### [Exercise task]
Count every line that holds the string "TIPS", and report the number alone.

### [Some records]
------------------------------------
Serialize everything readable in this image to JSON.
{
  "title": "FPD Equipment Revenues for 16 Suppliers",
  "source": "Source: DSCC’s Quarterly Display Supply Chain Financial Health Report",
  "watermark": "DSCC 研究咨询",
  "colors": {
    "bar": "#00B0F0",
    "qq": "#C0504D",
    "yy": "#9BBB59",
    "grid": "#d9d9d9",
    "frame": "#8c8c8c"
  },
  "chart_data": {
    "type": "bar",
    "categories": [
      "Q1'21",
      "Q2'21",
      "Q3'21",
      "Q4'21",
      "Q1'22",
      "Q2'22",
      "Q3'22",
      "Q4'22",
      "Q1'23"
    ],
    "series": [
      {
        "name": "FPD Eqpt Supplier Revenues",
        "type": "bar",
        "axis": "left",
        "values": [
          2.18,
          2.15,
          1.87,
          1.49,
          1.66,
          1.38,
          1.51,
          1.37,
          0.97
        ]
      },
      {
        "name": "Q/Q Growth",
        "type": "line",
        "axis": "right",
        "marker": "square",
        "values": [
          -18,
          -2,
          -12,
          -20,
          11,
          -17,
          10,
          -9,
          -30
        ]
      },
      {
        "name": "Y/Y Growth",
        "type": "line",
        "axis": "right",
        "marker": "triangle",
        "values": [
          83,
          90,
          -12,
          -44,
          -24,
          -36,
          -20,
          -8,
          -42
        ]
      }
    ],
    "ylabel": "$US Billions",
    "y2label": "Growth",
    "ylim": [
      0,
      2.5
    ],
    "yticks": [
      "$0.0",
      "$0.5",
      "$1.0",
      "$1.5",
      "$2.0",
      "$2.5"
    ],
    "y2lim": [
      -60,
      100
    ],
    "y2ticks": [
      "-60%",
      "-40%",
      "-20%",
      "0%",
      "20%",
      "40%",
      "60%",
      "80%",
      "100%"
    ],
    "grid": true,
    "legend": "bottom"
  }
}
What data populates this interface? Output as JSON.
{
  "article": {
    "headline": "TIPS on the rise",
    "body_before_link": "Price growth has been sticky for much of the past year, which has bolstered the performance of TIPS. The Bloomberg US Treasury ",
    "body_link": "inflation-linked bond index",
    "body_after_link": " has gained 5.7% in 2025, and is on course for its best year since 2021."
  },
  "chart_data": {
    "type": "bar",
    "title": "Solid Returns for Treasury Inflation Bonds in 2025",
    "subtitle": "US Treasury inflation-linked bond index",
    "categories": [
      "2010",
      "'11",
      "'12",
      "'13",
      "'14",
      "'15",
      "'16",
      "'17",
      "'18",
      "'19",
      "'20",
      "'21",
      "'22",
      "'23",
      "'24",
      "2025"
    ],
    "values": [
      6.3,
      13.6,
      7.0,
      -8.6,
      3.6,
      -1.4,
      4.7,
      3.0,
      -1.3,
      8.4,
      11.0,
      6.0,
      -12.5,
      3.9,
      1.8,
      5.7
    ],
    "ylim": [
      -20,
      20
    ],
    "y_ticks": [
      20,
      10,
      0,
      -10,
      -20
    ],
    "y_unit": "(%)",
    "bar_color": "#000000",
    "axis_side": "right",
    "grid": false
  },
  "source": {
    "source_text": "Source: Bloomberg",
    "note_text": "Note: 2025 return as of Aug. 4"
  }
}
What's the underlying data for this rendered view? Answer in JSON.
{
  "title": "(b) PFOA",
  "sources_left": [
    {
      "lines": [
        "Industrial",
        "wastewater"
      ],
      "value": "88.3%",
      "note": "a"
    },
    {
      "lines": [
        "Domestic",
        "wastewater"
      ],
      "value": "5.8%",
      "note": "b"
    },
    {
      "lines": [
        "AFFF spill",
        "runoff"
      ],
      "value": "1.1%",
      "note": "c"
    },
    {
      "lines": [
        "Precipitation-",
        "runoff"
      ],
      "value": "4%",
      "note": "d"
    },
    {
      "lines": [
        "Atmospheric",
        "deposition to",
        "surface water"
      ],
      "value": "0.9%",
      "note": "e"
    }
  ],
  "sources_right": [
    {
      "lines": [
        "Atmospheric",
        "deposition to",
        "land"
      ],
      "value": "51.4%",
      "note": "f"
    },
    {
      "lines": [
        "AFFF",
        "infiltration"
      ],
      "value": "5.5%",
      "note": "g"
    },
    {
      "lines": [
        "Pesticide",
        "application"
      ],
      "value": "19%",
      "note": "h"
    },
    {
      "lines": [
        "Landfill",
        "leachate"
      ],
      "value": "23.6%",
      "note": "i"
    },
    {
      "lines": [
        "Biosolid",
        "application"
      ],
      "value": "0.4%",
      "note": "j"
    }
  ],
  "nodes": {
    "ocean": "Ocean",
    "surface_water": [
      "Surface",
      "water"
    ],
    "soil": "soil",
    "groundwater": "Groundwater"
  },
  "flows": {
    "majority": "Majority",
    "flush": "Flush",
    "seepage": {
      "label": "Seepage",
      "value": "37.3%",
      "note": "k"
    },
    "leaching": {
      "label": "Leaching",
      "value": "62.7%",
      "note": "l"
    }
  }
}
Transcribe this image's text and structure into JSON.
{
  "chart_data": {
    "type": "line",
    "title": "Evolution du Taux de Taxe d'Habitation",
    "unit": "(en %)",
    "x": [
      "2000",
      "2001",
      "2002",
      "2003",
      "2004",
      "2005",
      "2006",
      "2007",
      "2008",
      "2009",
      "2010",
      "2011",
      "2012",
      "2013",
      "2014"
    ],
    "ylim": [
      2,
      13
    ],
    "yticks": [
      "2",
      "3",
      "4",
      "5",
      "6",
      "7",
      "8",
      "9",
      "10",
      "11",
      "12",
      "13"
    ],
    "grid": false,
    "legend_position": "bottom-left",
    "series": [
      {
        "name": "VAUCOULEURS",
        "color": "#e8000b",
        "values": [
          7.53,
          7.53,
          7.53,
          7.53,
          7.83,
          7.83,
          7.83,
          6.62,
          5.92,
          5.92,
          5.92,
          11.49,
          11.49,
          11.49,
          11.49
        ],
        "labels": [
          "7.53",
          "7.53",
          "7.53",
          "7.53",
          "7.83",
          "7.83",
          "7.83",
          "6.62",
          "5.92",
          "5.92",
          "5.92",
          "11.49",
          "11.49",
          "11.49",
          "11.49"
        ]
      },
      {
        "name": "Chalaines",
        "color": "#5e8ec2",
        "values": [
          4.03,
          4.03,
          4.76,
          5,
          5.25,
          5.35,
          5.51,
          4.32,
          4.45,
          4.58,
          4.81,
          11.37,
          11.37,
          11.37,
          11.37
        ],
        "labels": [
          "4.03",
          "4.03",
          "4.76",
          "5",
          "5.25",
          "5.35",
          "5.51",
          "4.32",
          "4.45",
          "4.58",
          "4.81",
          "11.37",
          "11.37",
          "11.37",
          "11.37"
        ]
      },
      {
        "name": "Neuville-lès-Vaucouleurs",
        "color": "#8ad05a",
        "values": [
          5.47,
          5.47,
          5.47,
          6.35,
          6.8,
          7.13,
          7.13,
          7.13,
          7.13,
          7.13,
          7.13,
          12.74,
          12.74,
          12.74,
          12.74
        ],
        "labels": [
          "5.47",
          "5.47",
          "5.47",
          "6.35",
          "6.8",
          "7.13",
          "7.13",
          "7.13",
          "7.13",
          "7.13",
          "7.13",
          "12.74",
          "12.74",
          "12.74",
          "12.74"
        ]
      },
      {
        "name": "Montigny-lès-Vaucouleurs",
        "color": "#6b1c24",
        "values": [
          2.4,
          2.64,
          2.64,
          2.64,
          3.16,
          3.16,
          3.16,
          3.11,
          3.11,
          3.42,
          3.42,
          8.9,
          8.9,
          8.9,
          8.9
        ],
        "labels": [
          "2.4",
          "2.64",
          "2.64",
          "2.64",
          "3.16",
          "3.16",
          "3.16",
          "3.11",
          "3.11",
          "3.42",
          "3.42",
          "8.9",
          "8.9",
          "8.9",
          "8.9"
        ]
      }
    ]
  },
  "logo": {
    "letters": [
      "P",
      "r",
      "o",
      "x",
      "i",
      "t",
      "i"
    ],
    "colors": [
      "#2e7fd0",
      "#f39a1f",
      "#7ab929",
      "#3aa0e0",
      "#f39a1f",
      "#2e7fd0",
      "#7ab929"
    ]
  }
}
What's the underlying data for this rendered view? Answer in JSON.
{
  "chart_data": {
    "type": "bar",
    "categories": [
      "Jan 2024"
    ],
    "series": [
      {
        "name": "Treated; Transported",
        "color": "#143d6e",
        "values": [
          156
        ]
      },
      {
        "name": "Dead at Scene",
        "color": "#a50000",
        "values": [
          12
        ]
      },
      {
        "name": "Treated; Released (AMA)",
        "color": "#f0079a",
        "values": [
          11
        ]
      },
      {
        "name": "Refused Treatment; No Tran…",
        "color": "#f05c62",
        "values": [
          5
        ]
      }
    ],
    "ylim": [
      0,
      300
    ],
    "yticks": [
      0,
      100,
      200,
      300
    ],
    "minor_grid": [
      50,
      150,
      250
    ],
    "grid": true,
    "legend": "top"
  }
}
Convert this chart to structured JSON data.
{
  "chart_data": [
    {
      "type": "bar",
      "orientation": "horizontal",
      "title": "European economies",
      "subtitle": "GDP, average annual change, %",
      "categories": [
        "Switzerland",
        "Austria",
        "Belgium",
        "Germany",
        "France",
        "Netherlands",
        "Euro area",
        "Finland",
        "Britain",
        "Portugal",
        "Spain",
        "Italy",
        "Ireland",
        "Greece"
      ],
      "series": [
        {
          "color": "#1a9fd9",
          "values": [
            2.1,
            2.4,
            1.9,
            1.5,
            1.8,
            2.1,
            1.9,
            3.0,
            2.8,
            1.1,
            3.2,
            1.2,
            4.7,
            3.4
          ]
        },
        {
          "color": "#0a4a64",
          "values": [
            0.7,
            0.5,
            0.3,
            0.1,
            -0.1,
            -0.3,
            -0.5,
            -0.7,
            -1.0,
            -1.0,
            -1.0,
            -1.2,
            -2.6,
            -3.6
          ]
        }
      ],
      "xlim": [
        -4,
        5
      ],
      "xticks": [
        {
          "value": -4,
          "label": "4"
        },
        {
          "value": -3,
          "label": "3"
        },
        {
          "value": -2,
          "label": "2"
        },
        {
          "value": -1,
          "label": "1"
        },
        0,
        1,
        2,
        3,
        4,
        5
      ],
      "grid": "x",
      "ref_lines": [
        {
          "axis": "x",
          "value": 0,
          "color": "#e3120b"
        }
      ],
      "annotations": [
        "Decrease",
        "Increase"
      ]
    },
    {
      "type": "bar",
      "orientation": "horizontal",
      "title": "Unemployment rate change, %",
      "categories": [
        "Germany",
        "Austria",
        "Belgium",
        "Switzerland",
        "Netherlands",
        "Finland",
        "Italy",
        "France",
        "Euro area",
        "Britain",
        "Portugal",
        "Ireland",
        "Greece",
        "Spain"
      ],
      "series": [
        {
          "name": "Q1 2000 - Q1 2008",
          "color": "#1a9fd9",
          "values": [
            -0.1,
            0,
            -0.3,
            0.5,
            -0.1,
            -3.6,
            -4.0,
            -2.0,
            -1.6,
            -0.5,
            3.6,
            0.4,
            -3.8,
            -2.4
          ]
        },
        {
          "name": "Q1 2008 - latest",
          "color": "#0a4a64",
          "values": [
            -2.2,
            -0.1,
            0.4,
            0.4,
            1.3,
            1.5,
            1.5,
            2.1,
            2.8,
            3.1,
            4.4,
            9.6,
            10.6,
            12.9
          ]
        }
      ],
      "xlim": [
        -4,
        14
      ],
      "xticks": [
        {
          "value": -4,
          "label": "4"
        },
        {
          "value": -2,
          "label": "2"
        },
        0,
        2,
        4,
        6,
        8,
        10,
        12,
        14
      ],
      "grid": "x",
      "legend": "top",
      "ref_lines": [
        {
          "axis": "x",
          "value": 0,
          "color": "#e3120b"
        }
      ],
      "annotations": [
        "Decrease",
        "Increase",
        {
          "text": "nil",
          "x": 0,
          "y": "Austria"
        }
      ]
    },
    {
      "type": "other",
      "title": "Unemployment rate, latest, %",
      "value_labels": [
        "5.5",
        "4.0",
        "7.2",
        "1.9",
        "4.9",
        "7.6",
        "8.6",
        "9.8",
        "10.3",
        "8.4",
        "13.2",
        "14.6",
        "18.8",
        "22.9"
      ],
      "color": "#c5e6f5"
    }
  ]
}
------------------------------------
### [Result of the task]
2